* **WORK INSTRUCTIONS**:
The records appear below. Report how many of their lines contain the word "most", giving the number alone.

***

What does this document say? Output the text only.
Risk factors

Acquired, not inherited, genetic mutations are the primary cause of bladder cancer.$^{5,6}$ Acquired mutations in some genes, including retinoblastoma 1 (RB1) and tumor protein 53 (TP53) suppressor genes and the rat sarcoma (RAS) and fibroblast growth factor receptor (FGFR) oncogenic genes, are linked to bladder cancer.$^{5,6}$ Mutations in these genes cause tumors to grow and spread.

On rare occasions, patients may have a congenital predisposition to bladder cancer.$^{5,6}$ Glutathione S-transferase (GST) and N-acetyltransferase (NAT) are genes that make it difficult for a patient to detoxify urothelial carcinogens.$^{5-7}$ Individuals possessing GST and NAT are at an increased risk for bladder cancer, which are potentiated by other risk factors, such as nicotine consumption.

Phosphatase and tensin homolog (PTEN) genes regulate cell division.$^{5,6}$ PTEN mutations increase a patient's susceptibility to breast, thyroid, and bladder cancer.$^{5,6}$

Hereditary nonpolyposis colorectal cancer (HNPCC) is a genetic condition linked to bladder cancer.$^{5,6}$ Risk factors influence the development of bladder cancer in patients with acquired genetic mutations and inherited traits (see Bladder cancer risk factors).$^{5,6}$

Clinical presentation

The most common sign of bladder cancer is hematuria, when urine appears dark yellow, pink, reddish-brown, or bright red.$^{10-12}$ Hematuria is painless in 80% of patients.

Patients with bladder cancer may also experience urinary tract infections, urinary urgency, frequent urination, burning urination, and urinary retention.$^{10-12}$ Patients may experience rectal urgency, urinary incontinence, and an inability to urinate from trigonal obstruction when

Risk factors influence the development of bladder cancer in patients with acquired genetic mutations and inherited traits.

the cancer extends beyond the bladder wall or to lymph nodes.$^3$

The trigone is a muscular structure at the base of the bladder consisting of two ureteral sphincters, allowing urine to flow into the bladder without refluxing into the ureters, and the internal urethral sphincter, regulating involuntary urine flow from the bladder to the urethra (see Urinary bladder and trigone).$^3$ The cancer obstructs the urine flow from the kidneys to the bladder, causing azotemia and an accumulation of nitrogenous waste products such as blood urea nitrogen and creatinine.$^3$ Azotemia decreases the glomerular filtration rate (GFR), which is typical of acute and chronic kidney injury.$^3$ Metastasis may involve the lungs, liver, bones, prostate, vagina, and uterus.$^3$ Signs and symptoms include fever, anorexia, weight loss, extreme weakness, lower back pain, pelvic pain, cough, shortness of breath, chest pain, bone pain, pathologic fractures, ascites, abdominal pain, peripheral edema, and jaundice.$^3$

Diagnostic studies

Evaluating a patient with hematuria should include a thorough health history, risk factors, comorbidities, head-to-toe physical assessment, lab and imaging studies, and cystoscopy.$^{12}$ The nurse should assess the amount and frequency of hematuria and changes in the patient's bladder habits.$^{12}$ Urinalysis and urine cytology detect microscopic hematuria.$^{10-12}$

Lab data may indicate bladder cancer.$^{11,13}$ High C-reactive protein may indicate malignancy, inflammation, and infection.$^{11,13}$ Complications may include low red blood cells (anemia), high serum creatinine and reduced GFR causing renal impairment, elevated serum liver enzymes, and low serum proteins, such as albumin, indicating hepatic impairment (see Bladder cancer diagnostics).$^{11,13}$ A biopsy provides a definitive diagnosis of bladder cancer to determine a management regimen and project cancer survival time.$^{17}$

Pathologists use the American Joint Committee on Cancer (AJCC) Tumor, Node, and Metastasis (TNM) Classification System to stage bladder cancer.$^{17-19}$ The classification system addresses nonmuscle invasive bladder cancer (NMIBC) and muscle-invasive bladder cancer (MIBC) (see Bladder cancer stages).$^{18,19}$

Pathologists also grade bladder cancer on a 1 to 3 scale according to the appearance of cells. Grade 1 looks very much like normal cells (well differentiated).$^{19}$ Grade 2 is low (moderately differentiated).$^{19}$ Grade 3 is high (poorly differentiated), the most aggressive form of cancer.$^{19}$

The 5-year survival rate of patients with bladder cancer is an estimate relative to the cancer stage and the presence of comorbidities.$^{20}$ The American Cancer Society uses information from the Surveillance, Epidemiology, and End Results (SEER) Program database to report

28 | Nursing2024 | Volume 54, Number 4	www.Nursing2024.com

***

* **PROBLEM SOLUTION**:
2